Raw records

○ ○ ○ ○ ○

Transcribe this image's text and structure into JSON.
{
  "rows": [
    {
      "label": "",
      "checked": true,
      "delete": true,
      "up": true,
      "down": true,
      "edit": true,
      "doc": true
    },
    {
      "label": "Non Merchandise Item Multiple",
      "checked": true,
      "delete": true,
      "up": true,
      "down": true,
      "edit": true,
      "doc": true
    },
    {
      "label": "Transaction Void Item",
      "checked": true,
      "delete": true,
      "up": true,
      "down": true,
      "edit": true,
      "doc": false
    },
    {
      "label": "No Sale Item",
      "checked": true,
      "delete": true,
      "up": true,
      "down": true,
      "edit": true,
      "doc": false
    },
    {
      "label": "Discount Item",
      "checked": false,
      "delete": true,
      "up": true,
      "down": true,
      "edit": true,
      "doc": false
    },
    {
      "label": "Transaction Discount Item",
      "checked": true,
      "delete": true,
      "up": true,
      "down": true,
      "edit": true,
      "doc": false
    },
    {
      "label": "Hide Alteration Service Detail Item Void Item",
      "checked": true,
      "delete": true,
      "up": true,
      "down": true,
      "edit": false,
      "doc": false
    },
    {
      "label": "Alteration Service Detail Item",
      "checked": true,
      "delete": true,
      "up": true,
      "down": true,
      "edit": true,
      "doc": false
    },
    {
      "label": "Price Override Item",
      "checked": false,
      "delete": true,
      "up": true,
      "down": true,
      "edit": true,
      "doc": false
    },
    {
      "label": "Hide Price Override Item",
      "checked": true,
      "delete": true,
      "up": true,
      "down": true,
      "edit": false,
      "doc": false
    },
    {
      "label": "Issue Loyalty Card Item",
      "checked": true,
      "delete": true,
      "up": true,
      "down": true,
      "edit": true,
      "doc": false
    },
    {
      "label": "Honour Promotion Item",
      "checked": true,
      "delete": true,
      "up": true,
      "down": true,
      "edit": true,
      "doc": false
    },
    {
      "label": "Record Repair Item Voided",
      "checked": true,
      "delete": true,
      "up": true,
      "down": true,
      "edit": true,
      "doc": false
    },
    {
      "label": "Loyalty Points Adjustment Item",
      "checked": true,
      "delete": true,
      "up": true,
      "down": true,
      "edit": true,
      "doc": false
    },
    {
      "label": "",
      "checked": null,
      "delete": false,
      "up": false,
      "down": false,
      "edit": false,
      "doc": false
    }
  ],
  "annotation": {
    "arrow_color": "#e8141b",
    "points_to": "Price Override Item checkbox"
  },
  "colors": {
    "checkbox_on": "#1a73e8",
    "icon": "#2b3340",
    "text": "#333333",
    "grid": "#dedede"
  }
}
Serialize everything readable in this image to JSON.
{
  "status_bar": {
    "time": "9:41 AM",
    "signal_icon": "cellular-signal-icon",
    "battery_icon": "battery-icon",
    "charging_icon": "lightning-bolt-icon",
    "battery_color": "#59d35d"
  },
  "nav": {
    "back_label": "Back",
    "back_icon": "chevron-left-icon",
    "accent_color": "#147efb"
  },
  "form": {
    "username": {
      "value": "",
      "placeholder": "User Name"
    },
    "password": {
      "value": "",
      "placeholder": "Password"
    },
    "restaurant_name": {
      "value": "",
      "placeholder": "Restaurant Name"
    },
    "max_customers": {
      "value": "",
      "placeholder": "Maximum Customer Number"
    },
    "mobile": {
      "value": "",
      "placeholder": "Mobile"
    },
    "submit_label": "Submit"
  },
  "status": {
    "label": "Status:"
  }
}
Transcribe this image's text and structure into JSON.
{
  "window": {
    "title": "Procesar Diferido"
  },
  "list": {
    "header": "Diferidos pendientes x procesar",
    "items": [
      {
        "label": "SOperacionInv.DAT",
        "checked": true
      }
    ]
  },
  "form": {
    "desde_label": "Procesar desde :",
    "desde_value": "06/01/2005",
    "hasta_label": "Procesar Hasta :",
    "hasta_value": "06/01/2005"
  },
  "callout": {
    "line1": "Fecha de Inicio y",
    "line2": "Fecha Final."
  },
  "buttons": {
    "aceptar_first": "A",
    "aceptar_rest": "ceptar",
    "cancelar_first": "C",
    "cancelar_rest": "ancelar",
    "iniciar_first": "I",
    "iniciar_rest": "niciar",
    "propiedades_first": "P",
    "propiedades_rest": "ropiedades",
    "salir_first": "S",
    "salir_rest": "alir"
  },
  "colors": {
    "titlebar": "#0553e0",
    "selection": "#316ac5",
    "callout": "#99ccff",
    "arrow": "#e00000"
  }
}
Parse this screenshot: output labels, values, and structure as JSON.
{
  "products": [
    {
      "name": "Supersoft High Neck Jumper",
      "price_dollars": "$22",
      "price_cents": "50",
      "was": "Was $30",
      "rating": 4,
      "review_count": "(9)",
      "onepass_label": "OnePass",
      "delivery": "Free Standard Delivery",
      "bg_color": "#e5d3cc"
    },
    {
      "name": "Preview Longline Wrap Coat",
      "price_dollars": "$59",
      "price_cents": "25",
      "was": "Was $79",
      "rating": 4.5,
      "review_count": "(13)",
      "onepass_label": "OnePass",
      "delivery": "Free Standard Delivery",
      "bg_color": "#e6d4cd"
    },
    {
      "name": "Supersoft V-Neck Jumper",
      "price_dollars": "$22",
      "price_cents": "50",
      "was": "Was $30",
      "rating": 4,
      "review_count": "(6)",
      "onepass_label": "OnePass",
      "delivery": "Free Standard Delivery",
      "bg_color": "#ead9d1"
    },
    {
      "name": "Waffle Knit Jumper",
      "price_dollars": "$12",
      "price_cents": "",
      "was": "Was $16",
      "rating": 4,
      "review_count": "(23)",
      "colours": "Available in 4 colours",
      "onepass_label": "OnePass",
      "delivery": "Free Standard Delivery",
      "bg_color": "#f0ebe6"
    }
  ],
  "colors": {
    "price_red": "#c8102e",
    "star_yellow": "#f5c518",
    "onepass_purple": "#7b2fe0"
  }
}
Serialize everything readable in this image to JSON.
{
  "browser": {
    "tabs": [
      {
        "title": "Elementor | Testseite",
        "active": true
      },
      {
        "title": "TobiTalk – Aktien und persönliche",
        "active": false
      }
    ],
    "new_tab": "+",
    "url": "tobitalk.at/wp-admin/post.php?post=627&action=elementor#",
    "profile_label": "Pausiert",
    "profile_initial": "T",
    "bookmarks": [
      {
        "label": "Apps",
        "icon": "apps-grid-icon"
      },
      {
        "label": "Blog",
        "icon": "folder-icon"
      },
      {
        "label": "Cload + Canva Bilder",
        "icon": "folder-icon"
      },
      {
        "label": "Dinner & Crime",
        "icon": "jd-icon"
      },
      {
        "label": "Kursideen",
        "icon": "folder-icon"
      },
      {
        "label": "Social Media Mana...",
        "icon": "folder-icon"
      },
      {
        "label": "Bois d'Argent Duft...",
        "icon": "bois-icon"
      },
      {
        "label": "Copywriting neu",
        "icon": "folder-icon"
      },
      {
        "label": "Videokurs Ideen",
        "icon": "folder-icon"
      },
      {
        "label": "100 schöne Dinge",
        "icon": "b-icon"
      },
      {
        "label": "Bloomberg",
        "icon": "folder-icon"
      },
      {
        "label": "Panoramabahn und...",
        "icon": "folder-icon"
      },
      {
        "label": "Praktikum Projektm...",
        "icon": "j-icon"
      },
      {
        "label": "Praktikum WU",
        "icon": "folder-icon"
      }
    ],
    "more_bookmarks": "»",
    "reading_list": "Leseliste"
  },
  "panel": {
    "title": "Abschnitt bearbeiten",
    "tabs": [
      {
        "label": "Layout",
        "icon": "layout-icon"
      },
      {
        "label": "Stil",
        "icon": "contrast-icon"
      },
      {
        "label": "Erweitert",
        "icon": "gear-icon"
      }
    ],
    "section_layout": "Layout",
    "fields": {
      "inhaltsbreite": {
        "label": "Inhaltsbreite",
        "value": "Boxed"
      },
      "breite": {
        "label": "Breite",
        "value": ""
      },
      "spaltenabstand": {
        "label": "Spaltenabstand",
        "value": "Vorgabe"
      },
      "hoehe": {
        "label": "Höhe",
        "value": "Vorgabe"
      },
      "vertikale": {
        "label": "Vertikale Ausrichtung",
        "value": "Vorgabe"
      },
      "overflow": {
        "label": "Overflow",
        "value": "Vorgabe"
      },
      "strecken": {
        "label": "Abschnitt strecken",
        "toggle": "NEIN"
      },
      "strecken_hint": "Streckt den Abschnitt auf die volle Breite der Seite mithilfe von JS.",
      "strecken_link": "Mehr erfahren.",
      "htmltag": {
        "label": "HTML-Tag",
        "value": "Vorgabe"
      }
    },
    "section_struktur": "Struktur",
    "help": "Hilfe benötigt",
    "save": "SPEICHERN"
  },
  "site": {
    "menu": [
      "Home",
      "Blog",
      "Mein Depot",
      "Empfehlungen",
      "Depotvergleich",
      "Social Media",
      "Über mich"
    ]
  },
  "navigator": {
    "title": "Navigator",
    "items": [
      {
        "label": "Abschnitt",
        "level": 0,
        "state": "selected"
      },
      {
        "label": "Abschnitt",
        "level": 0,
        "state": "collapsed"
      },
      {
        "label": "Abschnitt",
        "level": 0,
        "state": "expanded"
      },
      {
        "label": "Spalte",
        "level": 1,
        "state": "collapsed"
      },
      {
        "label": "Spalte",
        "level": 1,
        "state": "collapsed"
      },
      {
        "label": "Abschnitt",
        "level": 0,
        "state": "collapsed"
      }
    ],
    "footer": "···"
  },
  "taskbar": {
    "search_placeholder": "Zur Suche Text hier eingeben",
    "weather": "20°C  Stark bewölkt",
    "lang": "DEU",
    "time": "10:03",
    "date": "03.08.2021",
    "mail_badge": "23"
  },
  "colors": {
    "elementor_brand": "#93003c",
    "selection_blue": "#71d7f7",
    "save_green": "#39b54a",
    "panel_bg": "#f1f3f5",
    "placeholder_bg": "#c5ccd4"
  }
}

○ ○ ○ ○ ○

__To be done__
Note every line above where the string "Alteration" shows up, and copy those lines.

__Written solution__
      "label": "Hide Alteration Service Detail Item Void Item",
      "label": "Alteration Service Detail Item",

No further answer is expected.